## [Raw records]
━━━━━━
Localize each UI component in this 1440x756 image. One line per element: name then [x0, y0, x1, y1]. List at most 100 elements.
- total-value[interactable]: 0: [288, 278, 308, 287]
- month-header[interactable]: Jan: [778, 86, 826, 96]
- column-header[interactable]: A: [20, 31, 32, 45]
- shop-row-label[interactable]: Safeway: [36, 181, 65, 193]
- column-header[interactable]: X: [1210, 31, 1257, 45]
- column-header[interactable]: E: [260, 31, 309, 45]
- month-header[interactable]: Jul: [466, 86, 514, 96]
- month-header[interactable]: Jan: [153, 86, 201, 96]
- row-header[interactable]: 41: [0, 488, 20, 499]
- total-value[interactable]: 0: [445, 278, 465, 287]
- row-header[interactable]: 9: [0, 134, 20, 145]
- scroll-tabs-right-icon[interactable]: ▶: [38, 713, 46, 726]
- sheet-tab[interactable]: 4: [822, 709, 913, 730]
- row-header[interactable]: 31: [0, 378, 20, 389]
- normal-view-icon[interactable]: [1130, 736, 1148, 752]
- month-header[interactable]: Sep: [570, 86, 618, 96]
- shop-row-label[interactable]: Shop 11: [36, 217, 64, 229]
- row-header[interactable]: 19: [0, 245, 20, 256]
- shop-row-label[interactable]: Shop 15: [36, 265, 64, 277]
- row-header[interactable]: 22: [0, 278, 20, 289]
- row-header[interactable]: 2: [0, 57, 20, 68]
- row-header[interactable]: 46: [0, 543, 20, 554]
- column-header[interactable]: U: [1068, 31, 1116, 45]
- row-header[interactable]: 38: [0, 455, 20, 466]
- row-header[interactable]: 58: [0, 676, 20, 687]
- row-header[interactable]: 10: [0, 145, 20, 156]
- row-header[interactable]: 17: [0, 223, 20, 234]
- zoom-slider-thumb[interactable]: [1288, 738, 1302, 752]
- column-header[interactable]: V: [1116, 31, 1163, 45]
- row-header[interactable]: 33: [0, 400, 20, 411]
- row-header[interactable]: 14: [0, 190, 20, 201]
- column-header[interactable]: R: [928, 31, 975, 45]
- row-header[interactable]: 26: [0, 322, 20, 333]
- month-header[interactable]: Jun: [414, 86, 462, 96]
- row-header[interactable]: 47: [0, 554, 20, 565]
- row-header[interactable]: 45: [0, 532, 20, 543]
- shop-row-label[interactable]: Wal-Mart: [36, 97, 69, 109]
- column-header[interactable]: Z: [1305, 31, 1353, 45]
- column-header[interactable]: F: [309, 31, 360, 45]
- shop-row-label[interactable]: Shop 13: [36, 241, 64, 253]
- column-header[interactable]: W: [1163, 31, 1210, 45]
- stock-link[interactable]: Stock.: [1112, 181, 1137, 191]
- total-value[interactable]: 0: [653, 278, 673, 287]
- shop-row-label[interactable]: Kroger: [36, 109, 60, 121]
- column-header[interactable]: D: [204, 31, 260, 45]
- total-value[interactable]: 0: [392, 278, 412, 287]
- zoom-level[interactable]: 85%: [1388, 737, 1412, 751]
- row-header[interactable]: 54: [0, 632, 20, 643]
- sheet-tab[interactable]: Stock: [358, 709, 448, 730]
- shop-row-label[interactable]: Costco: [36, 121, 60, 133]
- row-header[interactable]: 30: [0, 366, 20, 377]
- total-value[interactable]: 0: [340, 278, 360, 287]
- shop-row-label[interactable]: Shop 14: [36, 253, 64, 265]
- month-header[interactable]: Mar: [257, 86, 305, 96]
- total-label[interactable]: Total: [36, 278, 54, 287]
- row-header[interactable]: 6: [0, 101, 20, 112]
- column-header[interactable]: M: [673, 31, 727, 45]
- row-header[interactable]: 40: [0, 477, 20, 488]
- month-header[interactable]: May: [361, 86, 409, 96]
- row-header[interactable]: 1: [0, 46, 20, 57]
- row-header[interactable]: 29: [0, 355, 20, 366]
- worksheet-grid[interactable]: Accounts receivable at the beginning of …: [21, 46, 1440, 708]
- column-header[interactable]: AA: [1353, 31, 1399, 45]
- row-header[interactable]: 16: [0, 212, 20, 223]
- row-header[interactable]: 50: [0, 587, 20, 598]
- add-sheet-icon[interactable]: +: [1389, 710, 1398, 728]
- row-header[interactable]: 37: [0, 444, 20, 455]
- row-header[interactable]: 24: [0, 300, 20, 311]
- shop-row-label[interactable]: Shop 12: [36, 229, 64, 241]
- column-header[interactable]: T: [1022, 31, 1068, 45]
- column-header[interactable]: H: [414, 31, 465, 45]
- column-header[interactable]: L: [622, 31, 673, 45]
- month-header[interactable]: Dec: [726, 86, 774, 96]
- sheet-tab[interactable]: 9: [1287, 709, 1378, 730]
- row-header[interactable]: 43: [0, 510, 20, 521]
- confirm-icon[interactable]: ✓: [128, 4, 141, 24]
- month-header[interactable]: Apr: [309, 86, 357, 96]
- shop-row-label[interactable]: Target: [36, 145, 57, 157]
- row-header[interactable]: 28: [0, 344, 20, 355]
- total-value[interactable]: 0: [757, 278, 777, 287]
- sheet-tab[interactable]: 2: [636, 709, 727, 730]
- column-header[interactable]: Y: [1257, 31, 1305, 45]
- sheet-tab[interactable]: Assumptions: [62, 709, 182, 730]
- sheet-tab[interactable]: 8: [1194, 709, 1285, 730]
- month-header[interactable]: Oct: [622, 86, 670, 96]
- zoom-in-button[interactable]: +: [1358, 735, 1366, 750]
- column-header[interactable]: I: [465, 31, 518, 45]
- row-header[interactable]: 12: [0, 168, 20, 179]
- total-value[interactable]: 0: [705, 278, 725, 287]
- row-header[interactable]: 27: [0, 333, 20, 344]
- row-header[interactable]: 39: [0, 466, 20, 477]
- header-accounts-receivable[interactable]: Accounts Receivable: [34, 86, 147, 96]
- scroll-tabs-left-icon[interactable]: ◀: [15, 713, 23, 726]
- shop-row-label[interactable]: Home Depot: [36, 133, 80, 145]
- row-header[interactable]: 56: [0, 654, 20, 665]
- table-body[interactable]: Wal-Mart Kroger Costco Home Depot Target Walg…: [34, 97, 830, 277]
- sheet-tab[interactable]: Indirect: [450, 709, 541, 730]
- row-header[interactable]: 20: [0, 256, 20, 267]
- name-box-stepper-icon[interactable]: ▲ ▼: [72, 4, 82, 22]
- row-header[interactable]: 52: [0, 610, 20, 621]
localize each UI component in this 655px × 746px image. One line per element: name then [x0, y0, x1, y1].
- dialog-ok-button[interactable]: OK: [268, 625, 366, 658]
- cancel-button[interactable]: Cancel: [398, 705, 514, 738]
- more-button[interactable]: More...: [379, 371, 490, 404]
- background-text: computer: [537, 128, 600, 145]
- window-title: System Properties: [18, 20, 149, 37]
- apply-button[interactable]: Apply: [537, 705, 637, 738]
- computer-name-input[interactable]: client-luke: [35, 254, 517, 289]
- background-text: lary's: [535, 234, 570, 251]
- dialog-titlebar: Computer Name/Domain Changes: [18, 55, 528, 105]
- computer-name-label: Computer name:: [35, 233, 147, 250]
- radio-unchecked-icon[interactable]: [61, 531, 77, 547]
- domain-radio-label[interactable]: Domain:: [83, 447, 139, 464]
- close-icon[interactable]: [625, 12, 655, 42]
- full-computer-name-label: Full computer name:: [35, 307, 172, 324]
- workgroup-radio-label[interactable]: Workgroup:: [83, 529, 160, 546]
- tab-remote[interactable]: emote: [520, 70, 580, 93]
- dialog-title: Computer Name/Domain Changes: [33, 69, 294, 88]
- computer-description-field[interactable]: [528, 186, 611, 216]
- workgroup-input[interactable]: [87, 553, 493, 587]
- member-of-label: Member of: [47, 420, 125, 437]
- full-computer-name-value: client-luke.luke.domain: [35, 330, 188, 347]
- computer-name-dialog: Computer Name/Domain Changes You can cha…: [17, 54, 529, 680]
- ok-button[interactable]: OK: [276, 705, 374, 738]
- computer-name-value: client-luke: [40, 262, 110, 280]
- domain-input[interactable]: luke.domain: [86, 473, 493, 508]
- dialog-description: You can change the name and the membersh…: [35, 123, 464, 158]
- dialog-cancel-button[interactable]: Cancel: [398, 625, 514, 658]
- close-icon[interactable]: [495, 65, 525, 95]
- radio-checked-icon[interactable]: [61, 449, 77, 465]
━━━━━━
## [What the task asks]
Transcribe the data from its first line through the line containing "- column-header[interactable]: X: [1210, 31, 1257, 45]", both included, reproducing each line character for character.

## [Task solution]
Localize each UI component in this 1440x756 image. One line per element: name then [x0, y0, x1, y1]. List at most 100 elements.
- total-value[interactable]: 0: [288, 278, 308, 287]
- month-header[interactable]: Jan: [778, 86, 826, 96]
- column-header[interactable]: A: [20, 31, 32, 45]
- shop-row-label[interactable]: Safeway: [36, 181, 65, 193]
- column-header[interactable]: X: [1210, 31, 1257, 45]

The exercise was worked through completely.